# PROBLEM TO WORK ON:
Your task is to repeat the entries underneath exactly, minus the pictures.

# EXTRACTED DATA:
-*-*-

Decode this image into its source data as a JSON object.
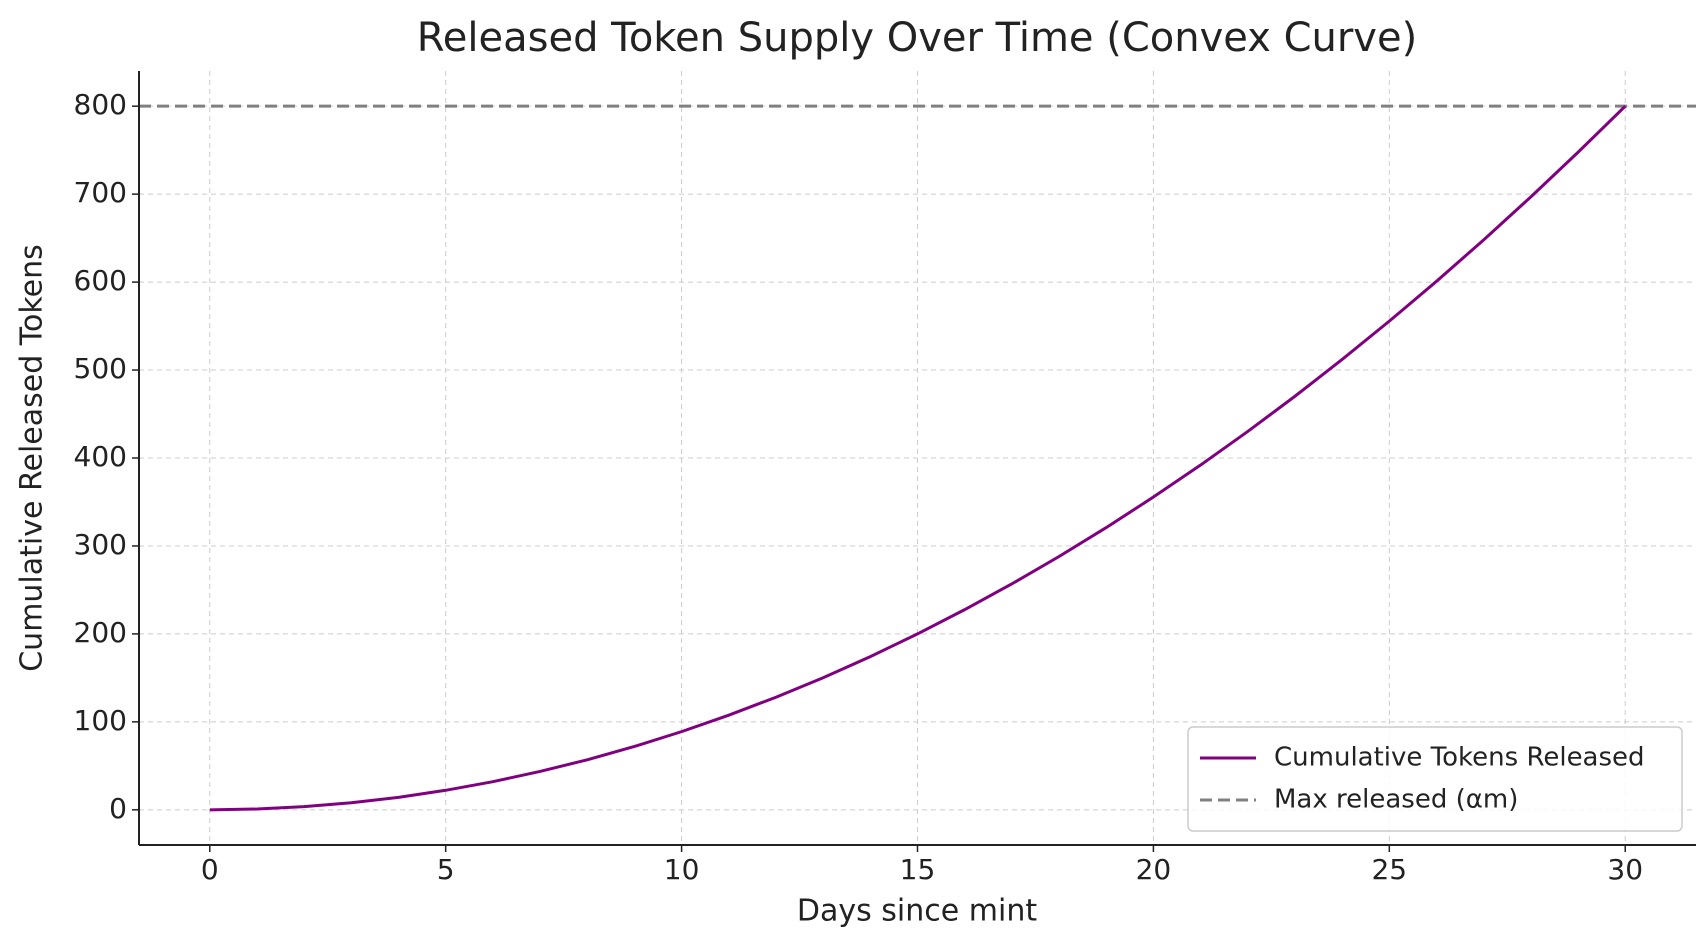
{
  "chart_data": {
    "type": "line",
    "title": "Released Token Supply Over Time (Convex Curve)",
    "x_label": "Days since mint",
    "y_label": "Cumulative Released Tokens",
    "x": [
      0,
      1,
      2,
      3,
      4,
      5,
      6,
      7,
      8,
      9,
      10,
      11,
      12,
      13,
      14,
      15,
      16,
      17,
      18,
      19,
      20,
      21,
      22,
      23,
      24,
      25,
      26,
      27,
      28,
      29,
      30
    ],
    "series": [
      {
        "name": "Cumulative Tokens Released",
        "color": "#800080",
        "values": [
          0,
          0.9,
          3.6,
          8,
          14.2,
          22.2,
          32,
          43.6,
          56.9,
          72,
          88.9,
          107.6,
          128,
          150.2,
          174.2,
          200,
          227.6,
          256.9,
          288,
          320.9,
          355.6,
          392,
          430.2,
          470.2,
          512,
          555.6,
          600.9,
          648,
          696.9,
          747.6,
          800
        ]
      }
    ],
    "reference_line": {
      "name": "Max released (αm)",
      "value": 800,
      "color": "#808080",
      "style": "dashed"
    },
    "xlim": [
      -1.5,
      31.5
    ],
    "xticks": [
      0,
      5,
      10,
      15,
      20,
      25,
      30
    ],
    "ylim": [
      -40,
      840
    ],
    "yticks": [
      0,
      100,
      200,
      300,
      400,
      500,
      600,
      700,
      800
    ],
    "grid": true,
    "legend": "lower right"
  }
}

-*-*-

# RESPONSE TO THE TASK:
Decode this image into its source data as a JSON object.
{
  "chart_data": {
    "type": "line",
    "title": "Released Token Supply Over Time (Convex Curve)",
    "x_label": "Days since mint",
    "y_label": "Cumulative Released Tokens",
    "x": [
      0,
      1,
      2,
      3,
      4,
      5,
      6,
      7,
      8,
      9,
      10,
      11,
      12,
      13,
      14,
      15,
      16,
      17,
      18,
      19,
      20,
      21,
      22,
      23,
      24,
      25,
      26,
      27,
      28,
      29,
      30
    ],
    "series": [
      {
        "name": "Cumulative Tokens Released",
        "color": "#800080",
        "values": [
          0,
          0.9,
          3.6,
          8,
          14.2,
          22.2,
          32,
          43.6,
          56.9,
          72,
          88.9,
          107.6,
          128,
          150.2,
          174.2,
          200,
          227.6,
          256.9,
          288,
          320.9,
          355.6,
          392,
          430.2,
          470.2,
          512,
          555.6,
          600.9,
          648,
          696.9,
          747.6,
          800
        ]
      }
    ],
    "reference_line": {
      "name": "Max released (αm)",
      "value": 800,
      "color": "#808080",
      "style": "dashed"
    },
    "xlim": [
      -1.5,
      31.5
    ],
    "xticks": [
      0,
      5,
      10,
      15,
      20,
      25,
      30
    ],
    "ylim": [
      -40,
      840
    ],
    "yticks": [
      0,
      100,
      200,
      300,
      400,
      500,
      600,
      700,
      800
    ],
    "grid": true,
    "legend": "lower right"
  }
}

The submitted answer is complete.